◆ **WHAT IS EXPECTED**: Filter the data below for the string "Sunny" and copy each matching line.

◆ **GIVEN ENTRIES**:

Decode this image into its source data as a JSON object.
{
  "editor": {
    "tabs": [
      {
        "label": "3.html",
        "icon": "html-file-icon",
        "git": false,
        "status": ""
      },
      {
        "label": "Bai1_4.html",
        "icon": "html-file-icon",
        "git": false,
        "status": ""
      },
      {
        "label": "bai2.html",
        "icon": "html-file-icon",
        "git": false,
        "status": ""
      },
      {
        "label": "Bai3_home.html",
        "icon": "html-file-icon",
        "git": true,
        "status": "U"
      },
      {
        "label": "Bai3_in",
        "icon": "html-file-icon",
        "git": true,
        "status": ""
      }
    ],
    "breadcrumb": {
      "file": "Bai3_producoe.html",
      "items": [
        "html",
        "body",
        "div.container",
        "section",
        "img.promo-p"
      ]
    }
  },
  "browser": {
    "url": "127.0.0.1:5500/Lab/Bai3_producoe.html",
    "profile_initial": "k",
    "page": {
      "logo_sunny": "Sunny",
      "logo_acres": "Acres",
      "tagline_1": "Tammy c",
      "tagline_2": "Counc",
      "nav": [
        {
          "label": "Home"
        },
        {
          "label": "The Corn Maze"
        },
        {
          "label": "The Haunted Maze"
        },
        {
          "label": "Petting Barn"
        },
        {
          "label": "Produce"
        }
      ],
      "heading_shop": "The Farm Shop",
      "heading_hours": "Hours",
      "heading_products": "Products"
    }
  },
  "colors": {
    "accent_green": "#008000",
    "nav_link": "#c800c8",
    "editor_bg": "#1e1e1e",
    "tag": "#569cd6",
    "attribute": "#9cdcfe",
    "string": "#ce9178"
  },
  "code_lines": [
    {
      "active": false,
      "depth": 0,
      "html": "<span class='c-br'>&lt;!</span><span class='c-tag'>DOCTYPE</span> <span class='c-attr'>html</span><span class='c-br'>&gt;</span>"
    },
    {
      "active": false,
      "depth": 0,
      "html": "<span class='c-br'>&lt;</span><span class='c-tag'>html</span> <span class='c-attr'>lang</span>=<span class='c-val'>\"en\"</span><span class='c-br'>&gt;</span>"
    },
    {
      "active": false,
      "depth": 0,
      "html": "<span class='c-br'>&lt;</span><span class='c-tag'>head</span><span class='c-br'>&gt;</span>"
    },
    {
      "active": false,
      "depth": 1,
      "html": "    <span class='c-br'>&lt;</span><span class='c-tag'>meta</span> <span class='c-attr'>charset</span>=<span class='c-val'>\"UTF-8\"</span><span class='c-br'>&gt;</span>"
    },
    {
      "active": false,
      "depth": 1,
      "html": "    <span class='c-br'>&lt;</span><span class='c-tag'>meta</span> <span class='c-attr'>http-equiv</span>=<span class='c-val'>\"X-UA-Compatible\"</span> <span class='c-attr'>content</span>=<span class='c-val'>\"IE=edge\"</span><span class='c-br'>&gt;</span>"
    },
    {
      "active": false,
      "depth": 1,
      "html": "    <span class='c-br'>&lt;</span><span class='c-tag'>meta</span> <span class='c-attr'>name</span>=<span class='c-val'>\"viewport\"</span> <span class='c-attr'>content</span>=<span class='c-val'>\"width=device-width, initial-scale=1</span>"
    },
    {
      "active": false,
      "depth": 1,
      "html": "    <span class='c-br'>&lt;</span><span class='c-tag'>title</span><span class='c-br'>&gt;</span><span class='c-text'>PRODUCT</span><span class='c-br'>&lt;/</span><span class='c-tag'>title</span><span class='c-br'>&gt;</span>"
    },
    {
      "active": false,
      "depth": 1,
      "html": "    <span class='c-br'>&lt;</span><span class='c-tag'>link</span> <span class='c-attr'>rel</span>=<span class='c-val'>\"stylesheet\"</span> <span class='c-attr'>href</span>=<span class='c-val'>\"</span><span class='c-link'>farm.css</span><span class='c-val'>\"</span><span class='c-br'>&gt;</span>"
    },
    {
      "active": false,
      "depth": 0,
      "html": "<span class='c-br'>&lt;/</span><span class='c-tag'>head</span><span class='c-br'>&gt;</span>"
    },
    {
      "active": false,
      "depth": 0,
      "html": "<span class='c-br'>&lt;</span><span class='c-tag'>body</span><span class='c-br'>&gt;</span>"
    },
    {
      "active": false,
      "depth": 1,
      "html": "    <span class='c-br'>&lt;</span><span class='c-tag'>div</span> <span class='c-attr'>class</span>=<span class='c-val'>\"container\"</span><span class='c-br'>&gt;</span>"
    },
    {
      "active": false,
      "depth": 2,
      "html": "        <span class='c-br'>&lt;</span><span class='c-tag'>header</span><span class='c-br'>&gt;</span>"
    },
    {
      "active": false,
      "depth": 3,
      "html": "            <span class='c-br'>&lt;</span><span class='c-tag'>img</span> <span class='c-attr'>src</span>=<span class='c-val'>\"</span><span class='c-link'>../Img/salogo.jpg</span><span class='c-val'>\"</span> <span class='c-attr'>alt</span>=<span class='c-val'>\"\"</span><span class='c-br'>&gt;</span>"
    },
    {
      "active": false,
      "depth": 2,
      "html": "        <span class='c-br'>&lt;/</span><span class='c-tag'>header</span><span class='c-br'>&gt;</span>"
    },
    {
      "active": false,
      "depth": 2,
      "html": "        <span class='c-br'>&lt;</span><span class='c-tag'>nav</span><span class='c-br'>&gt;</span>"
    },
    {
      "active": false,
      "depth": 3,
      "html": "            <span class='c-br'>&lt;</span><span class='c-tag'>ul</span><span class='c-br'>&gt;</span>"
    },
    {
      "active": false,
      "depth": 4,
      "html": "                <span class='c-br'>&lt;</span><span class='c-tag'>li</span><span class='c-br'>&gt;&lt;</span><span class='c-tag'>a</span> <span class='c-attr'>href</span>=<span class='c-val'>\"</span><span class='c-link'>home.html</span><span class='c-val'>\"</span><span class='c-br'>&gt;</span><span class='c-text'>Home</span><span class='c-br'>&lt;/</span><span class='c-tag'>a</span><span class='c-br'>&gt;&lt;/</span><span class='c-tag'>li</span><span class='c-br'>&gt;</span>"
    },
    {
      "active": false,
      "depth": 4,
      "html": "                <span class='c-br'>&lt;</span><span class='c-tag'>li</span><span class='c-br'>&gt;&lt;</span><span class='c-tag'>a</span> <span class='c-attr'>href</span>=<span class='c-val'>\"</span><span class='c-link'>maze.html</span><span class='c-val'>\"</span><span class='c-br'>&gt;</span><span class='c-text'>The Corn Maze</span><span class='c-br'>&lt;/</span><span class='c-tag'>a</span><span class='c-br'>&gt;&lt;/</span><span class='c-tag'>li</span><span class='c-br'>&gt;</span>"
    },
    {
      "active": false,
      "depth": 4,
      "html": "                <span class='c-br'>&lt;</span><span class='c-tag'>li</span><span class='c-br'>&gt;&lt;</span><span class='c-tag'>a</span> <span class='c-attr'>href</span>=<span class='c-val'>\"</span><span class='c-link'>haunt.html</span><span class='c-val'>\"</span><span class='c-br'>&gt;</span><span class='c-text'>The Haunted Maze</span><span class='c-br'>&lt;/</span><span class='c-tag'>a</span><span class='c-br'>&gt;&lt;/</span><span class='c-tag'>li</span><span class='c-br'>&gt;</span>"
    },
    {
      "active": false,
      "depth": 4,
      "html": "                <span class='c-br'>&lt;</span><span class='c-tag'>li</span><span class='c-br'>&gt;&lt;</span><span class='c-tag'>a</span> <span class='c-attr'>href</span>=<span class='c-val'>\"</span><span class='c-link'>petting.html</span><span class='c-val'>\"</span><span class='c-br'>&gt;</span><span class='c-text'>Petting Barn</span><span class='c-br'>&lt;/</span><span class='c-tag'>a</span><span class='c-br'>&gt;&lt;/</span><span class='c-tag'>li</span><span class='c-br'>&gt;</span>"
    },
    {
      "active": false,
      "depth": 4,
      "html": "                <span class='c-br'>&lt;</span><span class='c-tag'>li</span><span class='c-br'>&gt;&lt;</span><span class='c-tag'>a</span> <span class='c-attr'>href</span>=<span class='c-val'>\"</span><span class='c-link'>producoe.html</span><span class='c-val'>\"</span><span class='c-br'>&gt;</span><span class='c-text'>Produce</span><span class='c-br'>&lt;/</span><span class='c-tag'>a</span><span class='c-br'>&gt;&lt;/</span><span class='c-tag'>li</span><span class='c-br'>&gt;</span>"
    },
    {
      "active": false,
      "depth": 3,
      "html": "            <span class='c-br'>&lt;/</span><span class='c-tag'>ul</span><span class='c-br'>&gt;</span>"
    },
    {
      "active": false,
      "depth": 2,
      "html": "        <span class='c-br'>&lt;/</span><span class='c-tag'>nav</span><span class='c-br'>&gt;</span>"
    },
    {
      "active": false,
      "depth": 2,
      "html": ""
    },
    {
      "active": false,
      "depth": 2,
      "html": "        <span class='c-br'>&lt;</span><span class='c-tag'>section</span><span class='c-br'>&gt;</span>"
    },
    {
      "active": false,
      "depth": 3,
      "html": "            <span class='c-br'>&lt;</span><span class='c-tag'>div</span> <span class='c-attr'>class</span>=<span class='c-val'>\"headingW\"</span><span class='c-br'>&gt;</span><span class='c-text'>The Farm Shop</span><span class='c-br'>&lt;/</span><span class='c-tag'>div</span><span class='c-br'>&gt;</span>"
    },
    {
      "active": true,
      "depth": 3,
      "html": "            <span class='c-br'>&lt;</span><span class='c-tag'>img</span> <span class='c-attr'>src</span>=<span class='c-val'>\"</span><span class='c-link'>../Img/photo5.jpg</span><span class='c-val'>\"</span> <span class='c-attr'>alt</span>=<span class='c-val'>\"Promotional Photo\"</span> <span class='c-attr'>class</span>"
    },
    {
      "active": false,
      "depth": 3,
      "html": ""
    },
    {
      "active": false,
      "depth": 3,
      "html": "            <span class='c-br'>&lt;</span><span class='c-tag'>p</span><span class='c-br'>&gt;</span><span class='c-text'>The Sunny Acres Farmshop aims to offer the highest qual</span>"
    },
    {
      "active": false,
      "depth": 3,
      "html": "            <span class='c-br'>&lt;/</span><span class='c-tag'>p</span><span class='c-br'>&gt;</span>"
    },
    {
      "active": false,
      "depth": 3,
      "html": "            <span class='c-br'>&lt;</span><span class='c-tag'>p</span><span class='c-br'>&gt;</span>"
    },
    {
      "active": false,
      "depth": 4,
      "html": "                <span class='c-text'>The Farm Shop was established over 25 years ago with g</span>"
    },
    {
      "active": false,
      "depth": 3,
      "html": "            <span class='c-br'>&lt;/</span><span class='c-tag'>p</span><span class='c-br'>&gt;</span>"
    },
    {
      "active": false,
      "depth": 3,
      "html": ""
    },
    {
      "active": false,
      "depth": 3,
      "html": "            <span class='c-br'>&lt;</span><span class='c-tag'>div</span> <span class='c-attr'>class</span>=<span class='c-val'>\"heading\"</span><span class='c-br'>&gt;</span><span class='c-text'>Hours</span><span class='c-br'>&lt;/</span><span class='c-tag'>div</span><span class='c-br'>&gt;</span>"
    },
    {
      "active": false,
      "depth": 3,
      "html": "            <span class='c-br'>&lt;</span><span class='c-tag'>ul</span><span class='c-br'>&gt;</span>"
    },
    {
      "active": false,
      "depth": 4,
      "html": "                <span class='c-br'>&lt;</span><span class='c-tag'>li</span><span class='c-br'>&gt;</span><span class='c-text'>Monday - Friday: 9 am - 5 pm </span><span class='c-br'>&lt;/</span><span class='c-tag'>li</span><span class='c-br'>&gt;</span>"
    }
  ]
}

◆ **OUTPUT BELOW**:
      "logo_sunny": "Sunny",
      "html": "            <span class='c-br'>&lt;</span><span class='c-tag'>p</span><span class='c-br'>&gt;</span><span class='c-text'>The Sunny Acres Farmshop aims to offer the highest qual</span>"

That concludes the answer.